WRITTEN PROBLEM. Make an exact copy of the records, dropping all pictures.
——
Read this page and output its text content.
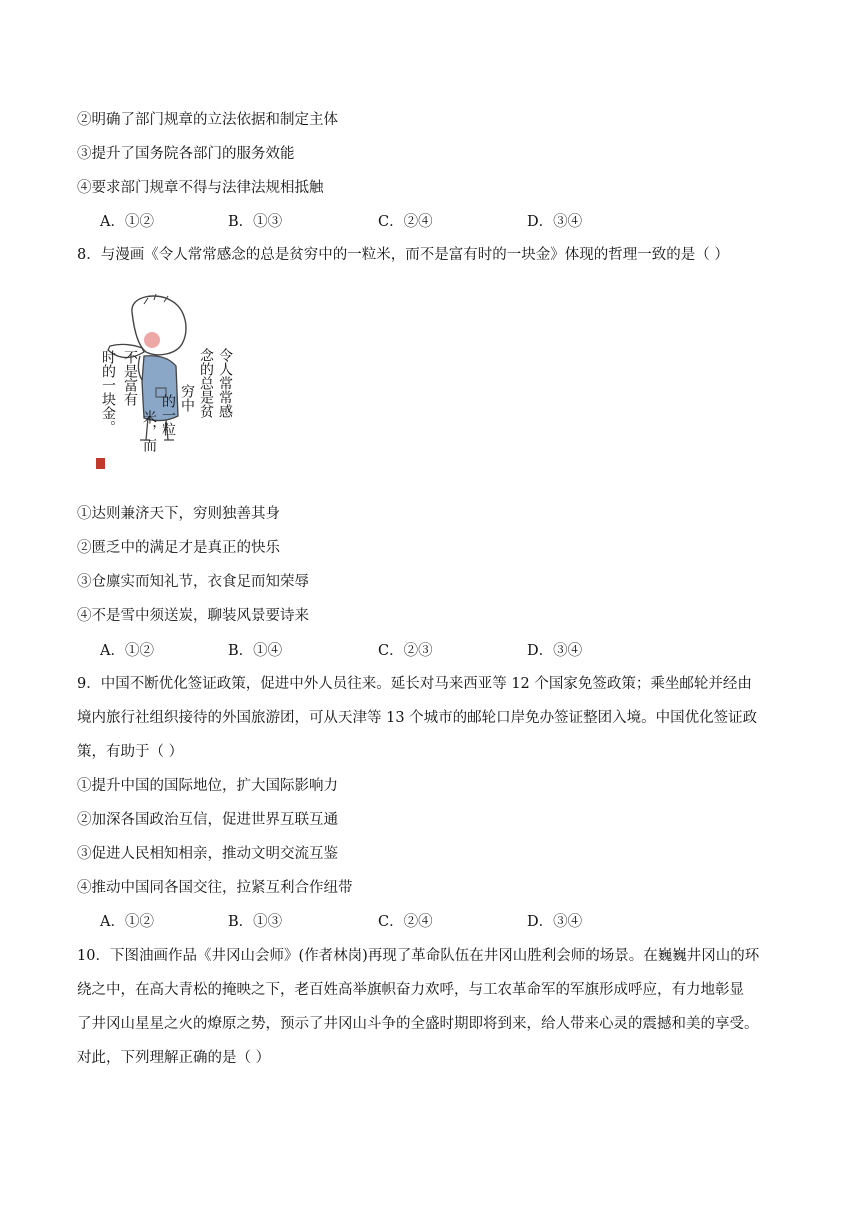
②明确了部门规章的立法依据和制定主体
③提升了国务院各部门的服务效能
④要求部门规章不得与法律法规相抵触
A．①②	B．①③	C．②④	D．③④
8．与漫画《令人常常感念的总是贫穷中的一粒米，而不是富有时的一块金》体现的哲理一致的是（ ）
不是富有
时的一块金。	令人常常感
念的总是贫
穷中
的一粒
米，而
①达则兼济天下，穷则独善其身
②匮乏中的满足才是真正的快乐
③仓廪实而知礼节，衣食足而知荣辱
④不是雪中须送炭，聊装风景要诗来
A．①②	B．①④	C．②③	D．③④
9．中国不断优化签证政策，促进中外人员往来。延长对马来西亚等 12 个国家免签政策；乘坐邮轮并经由
境内旅行社组织接待的外国旅游团，可从天津等 13 个城市的邮轮口岸免办签证整团入境。中国优化签证政
策，有助于（ ）
①提升中国的国际地位，扩大国际影响力
②加深各国政治互信，促进世界互联互通
③促进人民相知相亲，推动文明交流互鉴
④推动中国同各国交往，拉紧互利合作纽带
A．①②	B．①③	C．②④	D．③④
10．下图油画作品《井冈山会师》(作者林岗)再现了革命队伍在井冈山胜利会师的场景。在巍巍井冈山的环
绕之中，在高大青松的掩映之下，老百姓高举旗帜奋力欢呼，与工农革命军的军旗形成呼应，有力地彰显
了井冈山星星之火的燎原之势，预示了井冈山斗争的全盛时期即将到来，给人带来心灵的震撼和美的享受。
对此，下列理解正确的是（ ）
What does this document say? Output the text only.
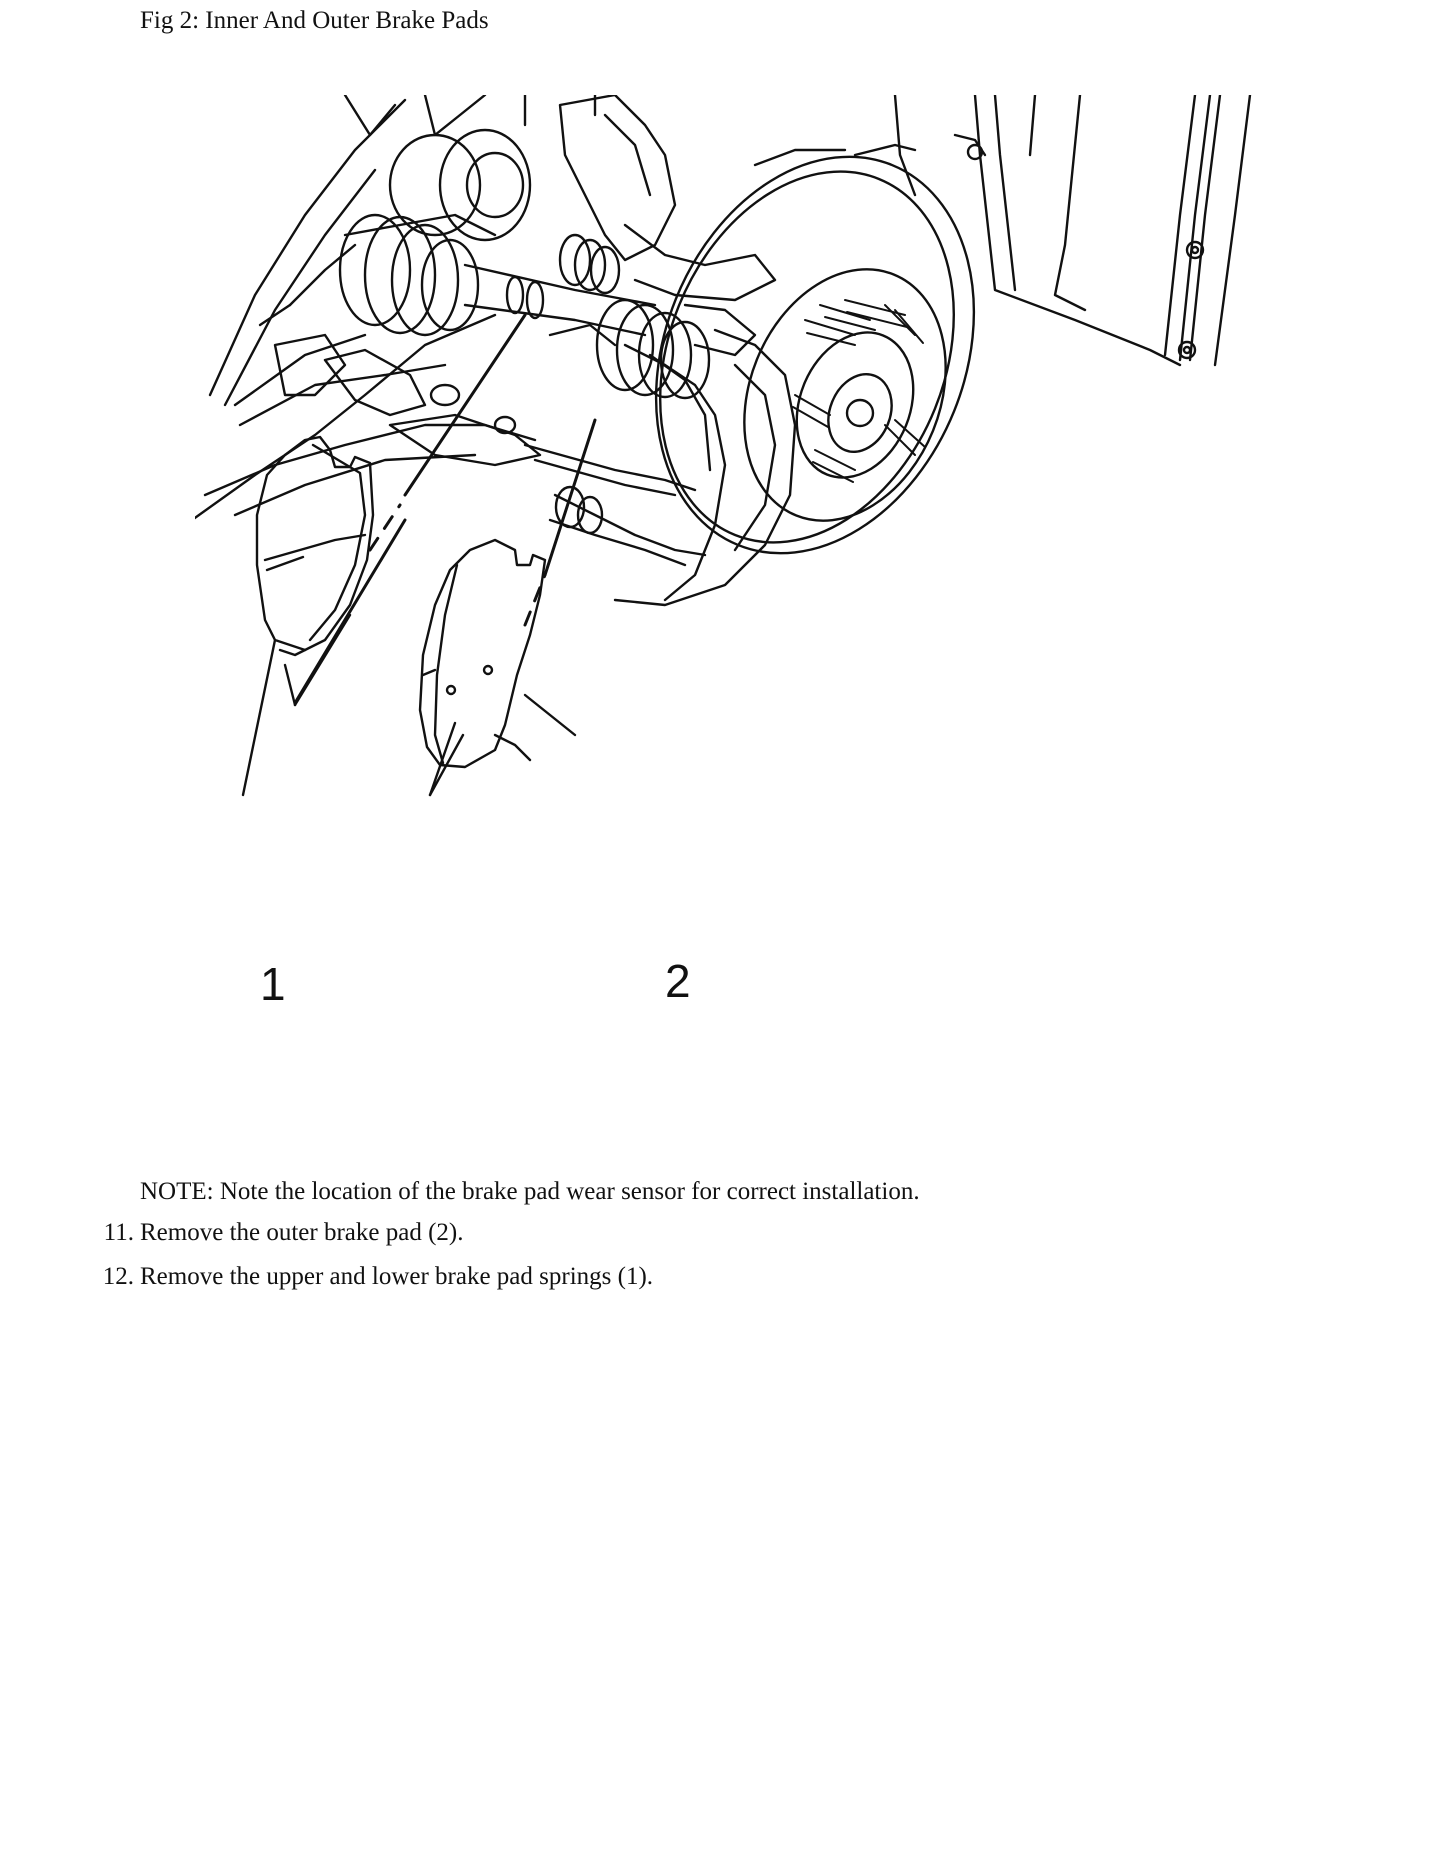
Fig 2: Inner And Outer Brake Pads
1	2
NOTE: Note the location of the brake pad wear sensor for correct installation.
11. Remove the outer brake pad (2).
12. Remove the upper and lower brake pad springs (1).
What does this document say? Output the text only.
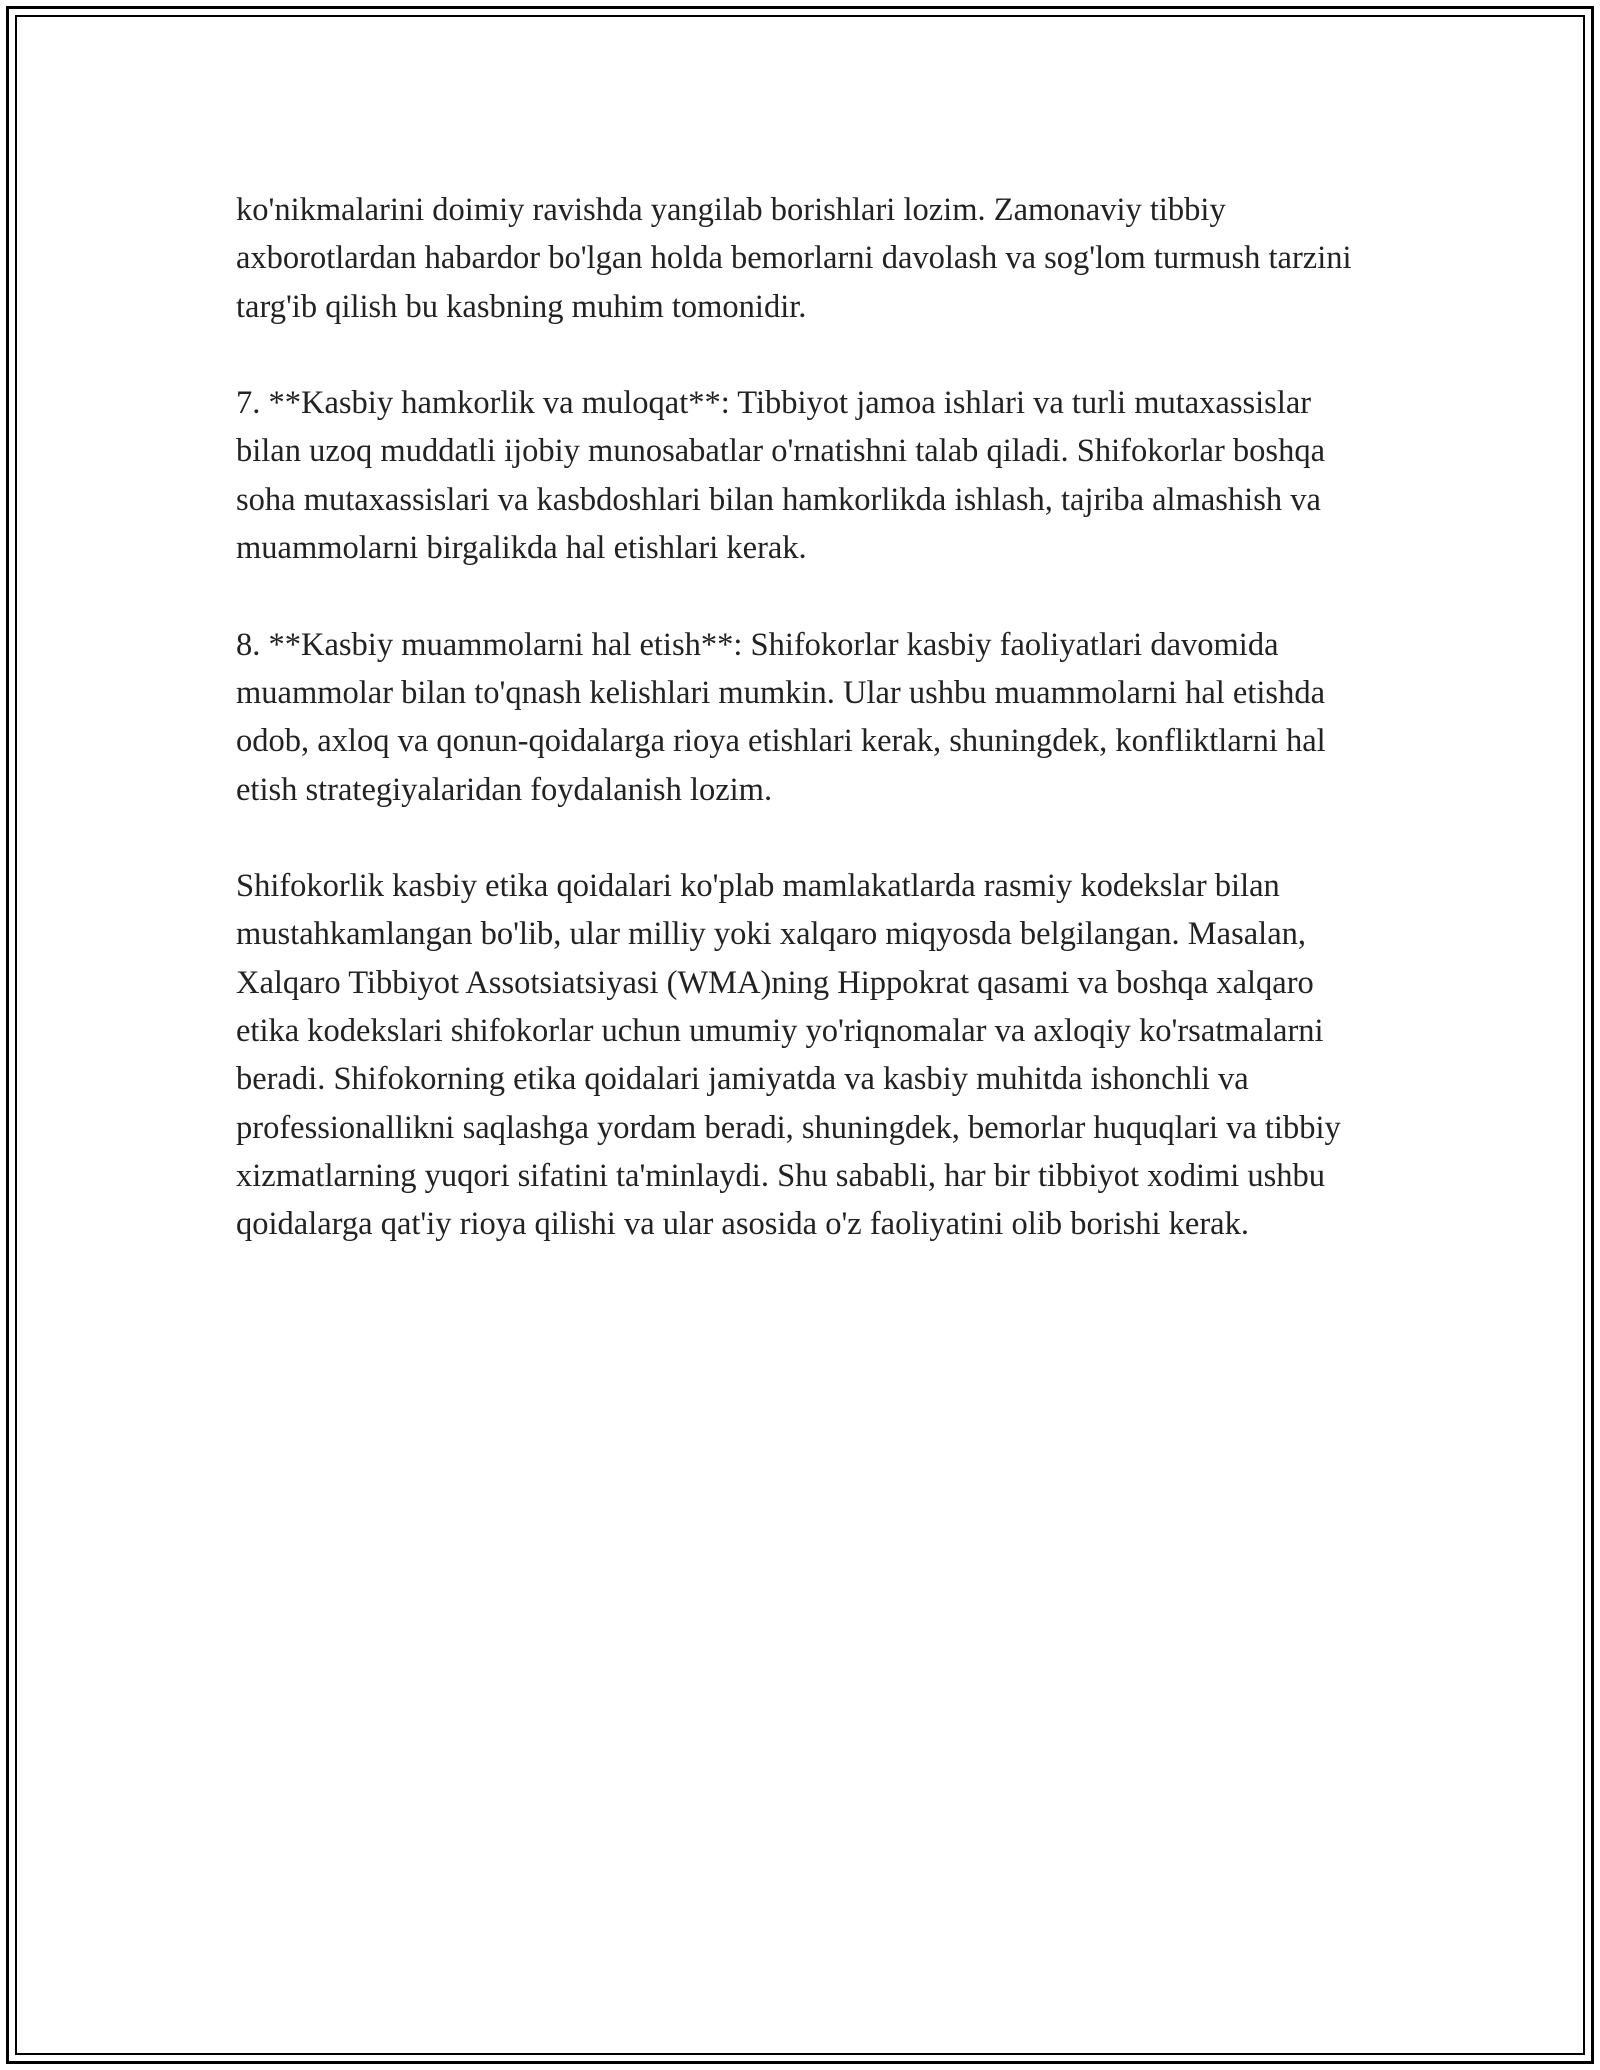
ko'nikmalarini doimiy ravishda yangilab borishlari lozim. Zamonaviy tibbiy axborotlardan habardor bo'lgan holda bemorlarni davolash va sog'lom turmush tarzini targ'ib qilish bu kasbning muhim tomonidir.

7. **Kasbiy hamkorlik va muloqat**: Tibbiyot jamoa ishlari va turli mutaxassislar bilan uzoq muddatli ijobiy munosabatlar o'rnatishni talab qiladi. Shifokorlar boshqa soha mutaxassislari va kasbdoshlari bilan hamkorlikda ishlash, tajriba almashish va muammolarni birgalikda hal etishlari kerak.

8. **Kasbiy muammolarni hal etish**: Shifokorlar kasbiy faoliyatlari davomida muammolar bilan to'qnash kelishlari mumkin. Ular ushbu muammolarni hal etishda odob, axloq va qonun-qoidalarga rioya etishlari kerak, shuningdek, konfliktlarni hal etish strategiyalaridan foydalanish lozim.

Shifokorlik kasbiy etika qoidalari ko'plab mamlakatlarda rasmiy kodekslar bilan mustahkamlangan bo'lib, ular milliy yoki xalqaro miqyosda belgilangan. Masalan, Xalqaro Tibbiyot Assotsiatsiyasi (WMA)ning Hippokrat qasami va boshqa xalqaro etika kodekslari shifokorlar uchun umumiy yo'riqnomalar va axloqiy ko'rsatmalarni beradi. Shifokorning etika qoidalari jamiyatda va kasbiy muhitda ishonchli va professionallikni saqlashga yordam beradi, shuningdek, bemorlar huquqlari va tibbiy xizmatlarning yuqori sifatini ta'minlaydi. Shu sababli, har bir tibbiyot xodimi ushbu qoidalarga qat'iy rioya qilishi va ular asosida o'z faoliyatini olib borishi kerak.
——
CORRECT RESPONSE.
Read this page and output its text content.
②明确了部门规章的立法依据和制定主体
③提升了国务院各部门的服务效能
④要求部门规章不得与法律法规相抵触
A．①②	B．①③	C．②④	D．③④
8．与漫画《令人常常感念的总是贫穷中的一粒米，而不是富有时的一块金》体现的哲理一致的是（ ）
不是富有
时的一块金。	令人常常感
念的总是贫
穷中
的一粒
米，而
①达则兼济天下，穷则独善其身
②匮乏中的满足才是真正的快乐
③仓廪实而知礼节，衣食足而知荣辱
④不是雪中须送炭，聊装风景要诗来
A．①②	B．①④	C．②③	D．③④
9．中国不断优化签证政策，促进中外人员往来。延长对马来西亚等 12 个国家免签政策；乘坐邮轮并经由
境内旅行社组织接待的外国旅游团，可从天津等 13 个城市的邮轮口岸免办签证整团入境。中国优化签证政
策，有助于（ ）
①提升中国的国际地位，扩大国际影响力
②加深各国政治互信，促进世界互联互通
③促进人民相知相亲，推动文明交流互鉴
④推动中国同各国交往，拉紧互利合作纽带
A．①②	B．①③	C．②④	D．③④
10．下图油画作品《井冈山会师》(作者林岗)再现了革命队伍在井冈山胜利会师的场景。在巍巍井冈山的环
绕之中，在高大青松的掩映之下，老百姓高举旗帜奋力欢呼，与工农革命军的军旗形成呼应，有力地彰显
了井冈山星星之火的燎原之势，预示了井冈山斗争的全盛时期即将到来，给人带来心灵的震撼和美的享受。
对此，下列理解正确的是（ ）
What does this document say? Output the text only.
Fig 2: Inner And Outer Brake Pads
1	2
NOTE: Note the location of the brake pad wear sensor for correct installation.
11. Remove the outer brake pad (2).
12. Remove the upper and lower brake pad springs (1).
What does this document say? Output the text only.
ko'nikmalarini doimiy ravishda yangilab borishlari lozim. Zamonaviy tibbiy axborotlardan habardor bo'lgan holda bemorlarni davolash va sog'lom turmush tarzini targ'ib qilish bu kasbning muhim tomonidir.

7. **Kasbiy hamkorlik va muloqat**: Tibbiyot jamoa ishlari va turli mutaxassislar bilan uzoq muddatli ijobiy munosabatlar o'rnatishni talab qiladi. Shifokorlar boshqa soha mutaxassislari va kasbdoshlari bilan hamkorlikda ishlash, tajriba almashish va muammolarni birgalikda hal etishlari kerak.

8. **Kasbiy muammolarni hal etish**: Shifokorlar kasbiy faoliyatlari davomida muammolar bilan to'qnash kelishlari mumkin. Ular ushbu muammolarni hal etishda odob, axloq va qonun-qoidalarga rioya etishlari kerak, shuningdek, konfliktlarni hal etish strategiyalaridan foydalanish lozim.

Shifokorlik kasbiy etika qoidalari ko'plab mamlakatlarda rasmiy kodekslar bilan mustahkamlangan bo'lib, ular milliy yoki xalqaro miqyosda belgilangan. Masalan, Xalqaro Tibbiyot Assotsiatsiyasi (WMA)ning Hippokrat qasami va boshqa xalqaro etika kodekslari shifokorlar uchun umumiy yo'riqnomalar va axloqiy ko'rsatmalarni beradi. Shifokorning etika qoidalari jamiyatda va kasbiy muhitda ishonchli va professionallikni saqlashga yordam beradi, shuningdek, bemorlar huquqlari va tibbiy xizmatlarning yuqori sifatini ta'minlaydi. Shu sababli, har bir tibbiyot xodimi ushbu qoidalarga qat'iy rioya qilishi va ular asosida o'z faoliyatini olib borishi kerak.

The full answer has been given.